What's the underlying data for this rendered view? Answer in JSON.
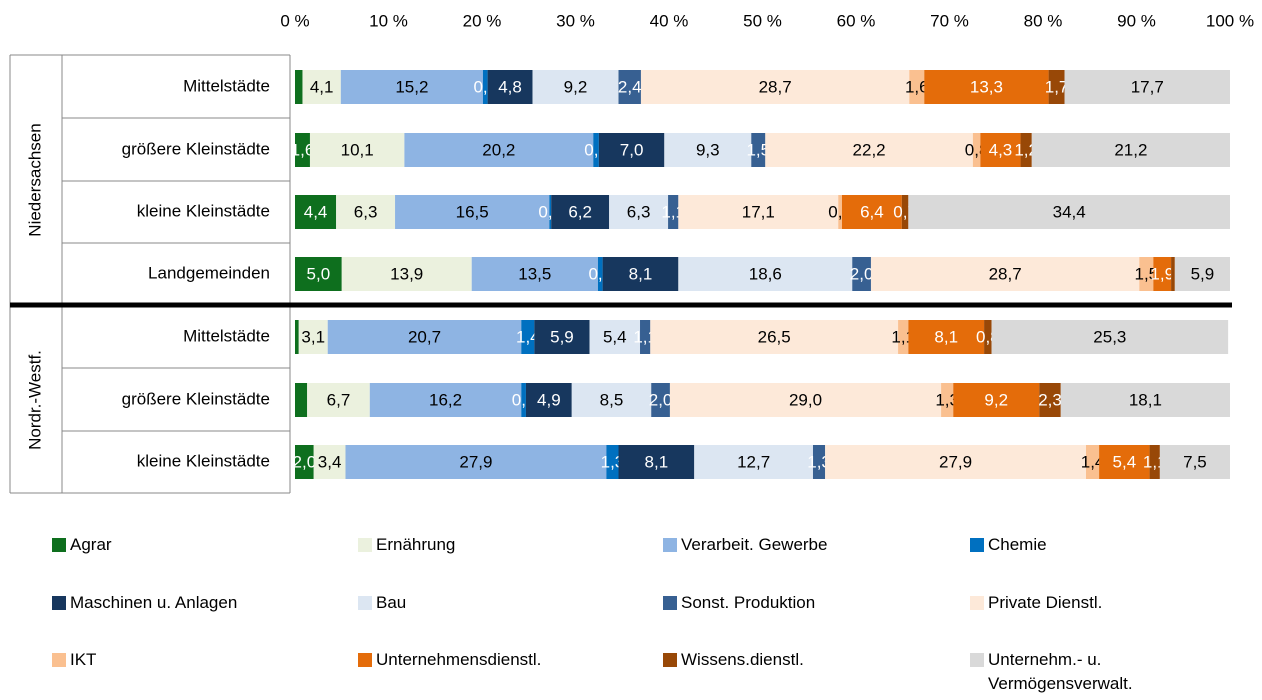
{
  "chart_data": {
    "type": "stacked-barh",
    "groups": [
      "Niedersachsen",
      "Nordr.-Westf."
    ],
    "categories": [
      "Mittelstädte",
      "größere Kleinstädte",
      "kleine Kleinstädte",
      "Landgemeinden",
      "Mittelstädte",
      "größere Kleinstädte",
      "kleine Kleinstädte"
    ],
    "xlim": [
      0,
      100
    ],
    "xticks": [
      {
        "value": 0,
        "label": "0 %"
      },
      {
        "value": 10,
        "label": "10 %"
      },
      {
        "value": 20,
        "label": "20 %"
      },
      {
        "value": 30,
        "label": "30 %"
      },
      {
        "value": 40,
        "label": "40 %"
      },
      {
        "value": 50,
        "label": "50 %"
      },
      {
        "value": 60,
        "label": "60 %"
      },
      {
        "value": 70,
        "label": "70 %"
      },
      {
        "value": 80,
        "label": "80 %"
      },
      {
        "value": 90,
        "label": "90 %"
      },
      {
        "value": 100,
        "label": "100 %"
      }
    ],
    "series": [
      {
        "name": "Agrar",
        "color": "#0e6f1e",
        "values": [
          0.8,
          1.6,
          4.4,
          5.0,
          0.4,
          1.3,
          2.0
        ],
        "value_labels": [
          null,
          "1,6",
          "4,4",
          "5,0",
          null,
          null,
          "2,0"
        ]
      },
      {
        "name": "Ernährung",
        "color": "#ebf1de",
        "values": [
          4.1,
          10.1,
          6.3,
          13.9,
          3.1,
          6.7,
          3.4
        ],
        "value_labels": [
          "4,1",
          "10,1",
          "6,3",
          "13,9",
          "3,1",
          "6,7",
          "3,4"
        ]
      },
      {
        "name": "Verarbeit. Gewerbe",
        "color": "#8eb4e3",
        "values": [
          15.2,
          20.2,
          16.5,
          13.5,
          20.7,
          16.2,
          27.9
        ],
        "value_labels": [
          "15,2",
          "20,2",
          "16,5",
          "13,5",
          "20,7",
          "16,2",
          "27,9"
        ]
      },
      {
        "name": "Chemie",
        "color": "#0070c0",
        "values": [
          0.5,
          0.6,
          0.2,
          0.5,
          1.4,
          0.5,
          1.3
        ],
        "value_labels": [
          "0,5",
          "0,6",
          "0,2",
          "0,5",
          "1,4",
          "0,5",
          "1,3"
        ]
      },
      {
        "name": "Maschinen u. Anlagen",
        "color": "#17375e",
        "values": [
          4.8,
          7.0,
          6.2,
          8.1,
          5.9,
          4.9,
          8.1
        ],
        "value_labels": [
          "4,8",
          "7,0",
          "6,2",
          "8,1",
          "5,9",
          "4,9",
          "8,1"
        ]
      },
      {
        "name": "Bau",
        "color": "#dce6f2",
        "values": [
          9.2,
          9.3,
          6.3,
          18.6,
          5.4,
          8.5,
          12.7
        ],
        "value_labels": [
          "9,2",
          "9,3",
          "6,3",
          "18,6",
          "5,4",
          "8,5",
          "12,7"
        ]
      },
      {
        "name": "Sonst. Produktion",
        "color": "#376092",
        "values": [
          2.4,
          1.5,
          1.1,
          2.0,
          1.1,
          2.0,
          1.3
        ],
        "value_labels": [
          "2,4",
          "1,5",
          "1,1",
          "2,0",
          "1,1",
          "2,0",
          "1,3"
        ]
      },
      {
        "name": "Private Dienstl.",
        "color": "#fde9d9",
        "values": [
          28.7,
          22.2,
          17.1,
          28.7,
          26.5,
          29.0,
          27.9
        ],
        "value_labels": [
          "28,7",
          "22,2",
          "17,1",
          "28,7",
          "26,5",
          "29,0",
          "27,9"
        ]
      },
      {
        "name": "IKT",
        "color": "#fac090",
        "values": [
          1.6,
          0.8,
          0.4,
          1.5,
          1.1,
          1.3,
          1.4
        ],
        "value_labels": [
          "1,6",
          "0,8",
          "0,4",
          "1,5",
          "1,1",
          "1,3",
          "1,4"
        ]
      },
      {
        "name": "Unternehmensdienstl.",
        "color": "#e46c0a",
        "values": [
          13.3,
          4.3,
          6.4,
          1.9,
          8.1,
          9.2,
          5.4
        ],
        "value_labels": [
          "13,3",
          "4,3",
          "6,4",
          "1,9",
          "8,1",
          "9,2",
          "5,4"
        ]
      },
      {
        "name": "Wissens.dienstl.",
        "color": "#984807",
        "values": [
          1.7,
          1.2,
          0.7,
          0.4,
          0.8,
          2.3,
          1.1
        ],
        "value_labels": [
          "1,7",
          "1,2",
          "0,7",
          null,
          "0,8",
          "2,3",
          "1,1"
        ]
      },
      {
        "name": "Unternehm.- u. Vermögensverwalt.",
        "color": "#d9d9d9",
        "values": [
          17.7,
          21.2,
          34.4,
          5.9,
          25.3,
          18.1,
          7.5
        ],
        "value_labels": [
          "17,7",
          "21,2",
          "34,4",
          "5,9",
          "25,3",
          "18,1",
          "7,5"
        ]
      }
    ]
  }
}
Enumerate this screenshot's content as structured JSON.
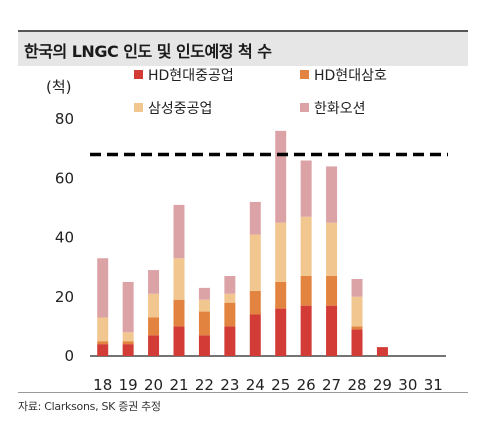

▬▬▬▬▬▬▬▬▬▬

● PROBLEM STATEMENT: The entries above should be reproduced exactly, without their pictures.

● ANSWER FOR THE TASK:
What's the underlying data for this rendered view? Answer in JSON.
{
  "chart_data": {
    "type": "stacked-barh",
    "groups": [
      "Niedersachsen",
      "Nordr.-Westf."
    ],
    "categories": [
      "Mittelstädte",
      "größere Kleinstädte",
      "kleine Kleinstädte",
      "Landgemeinden",
      "Mittelstädte",
      "größere Kleinstädte",
      "kleine Kleinstädte"
    ],
    "xlim": [
      0,
      100
    ],
    "xticks": [
      {
        "value": 0,
        "label": "0 %"
      },
      {
        "value": 10,
        "label": "10 %"
      },
      {
        "value": 20,
        "label": "20 %"
      },
      {
        "value": 30,
        "label": "30 %"
      },
      {
        "value": 40,
        "label": "40 %"
      },
      {
        "value": 50,
        "label": "50 %"
      },
      {
        "value": 60,
        "label": "60 %"
      },
      {
        "value": 70,
        "label": "70 %"
      },
      {
        "value": 80,
        "label": "80 %"
      },
      {
        "value": 90,
        "label": "90 %"
      },
      {
        "value": 100,
        "label": "100 %"
      }
    ],
    "series": [
      {
        "name": "Agrar",
        "color": "#0e6f1e",
        "values": [
          0.8,
          1.6,
          4.4,
          5.0,
          0.4,
          1.3,
          2.0
        ],
        "value_labels": [
          null,
          "1,6",
          "4,4",
          "5,0",
          null,
          null,
          "2,0"
        ]
      },
      {
        "name": "Ernährung",
        "color": "#ebf1de",
        "values": [
          4.1,
          10.1,
          6.3,
          13.9,
          3.1,
          6.7,
          3.4
        ],
        "value_labels": [
          "4,1",
          "10,1",
          "6,3",
          "13,9",
          "3,1",
          "6,7",
          "3,4"
        ]
      },
      {
        "name": "Verarbeit. Gewerbe",
        "color": "#8eb4e3",
        "values": [
          15.2,
          20.2,
          16.5,
          13.5,
          20.7,
          16.2,
          27.9
        ],
        "value_labels": [
          "15,2",
          "20,2",
          "16,5",
          "13,5",
          "20,7",
          "16,2",
          "27,9"
        ]
      },
      {
        "name": "Chemie",
        "color": "#0070c0",
        "values": [
          0.5,
          0.6,
          0.2,
          0.5,
          1.4,
          0.5,
          1.3
        ],
        "value_labels": [
          "0,5",
          "0,6",
          "0,2",
          "0,5",
          "1,4",
          "0,5",
          "1,3"
        ]
      },
      {
        "name": "Maschinen u. Anlagen",
        "color": "#17375e",
        "values": [
          4.8,
          7.0,
          6.2,
          8.1,
          5.9,
          4.9,
          8.1
        ],
        "value_labels": [
          "4,8",
          "7,0",
          "6,2",
          "8,1",
          "5,9",
          "4,9",
          "8,1"
        ]
      },
      {
        "name": "Bau",
        "color": "#dce6f2",
        "values": [
          9.2,
          9.3,
          6.3,
          18.6,
          5.4,
          8.5,
          12.7
        ],
        "value_labels": [
          "9,2",
          "9,3",
          "6,3",
          "18,6",
          "5,4",
          "8,5",
          "12,7"
        ]
      },
      {
        "name": "Sonst. Produktion",
        "color": "#376092",
        "values": [
          2.4,
          1.5,
          1.1,
          2.0,
          1.1,
          2.0,
          1.3
        ],
        "value_labels": [
          "2,4",
          "1,5",
          "1,1",
          "2,0",
          "1,1",
          "2,0",
          "1,3"
        ]
      },
      {
        "name": "Private Dienstl.",
        "color": "#fde9d9",
        "values": [
          28.7,
          22.2,
          17.1,
          28.7,
          26.5,
          29.0,
          27.9
        ],
        "value_labels": [
          "28,7",
          "22,2",
          "17,1",
          "28,7",
          "26,5",
          "29,0",
          "27,9"
        ]
      },
      {
        "name": "IKT",
        "color": "#fac090",
        "values": [
          1.6,
          0.8,
          0.4,
          1.5,
          1.1,
          1.3,
          1.4
        ],
        "value_labels": [
          "1,6",
          "0,8",
          "0,4",
          "1,5",
          "1,1",
          "1,3",
          "1,4"
        ]
      },
      {
        "name": "Unternehmensdienstl.",
        "color": "#e46c0a",
        "values": [
          13.3,
          4.3,
          6.4,
          1.9,
          8.1,
          9.2,
          5.4
        ],
        "value_labels": [
          "13,3",
          "4,3",
          "6,4",
          "1,9",
          "8,1",
          "9,2",
          "5,4"
        ]
      },
      {
        "name": "Wissens.dienstl.",
        "color": "#984807",
        "values": [
          1.7,
          1.2,
          0.7,
          0.4,
          0.8,
          2.3,
          1.1
        ],
        "value_labels": [
          "1,7",
          "1,2",
          "0,7",
          null,
          "0,8",
          "2,3",
          "1,1"
        ]
      },
      {
        "name": "Unternehm.- u. Vermögensverwalt.",
        "color": "#d9d9d9",
        "values": [
          17.7,
          21.2,
          34.4,
          5.9,
          25.3,
          18.1,
          7.5
        ],
        "value_labels": [
          "17,7",
          "21,2",
          "34,4",
          "5,9",
          "25,3",
          "18,1",
          "7,5"
        ]
      }
    ]
  }
}
Enumerate this screenshot's content as structured JSON.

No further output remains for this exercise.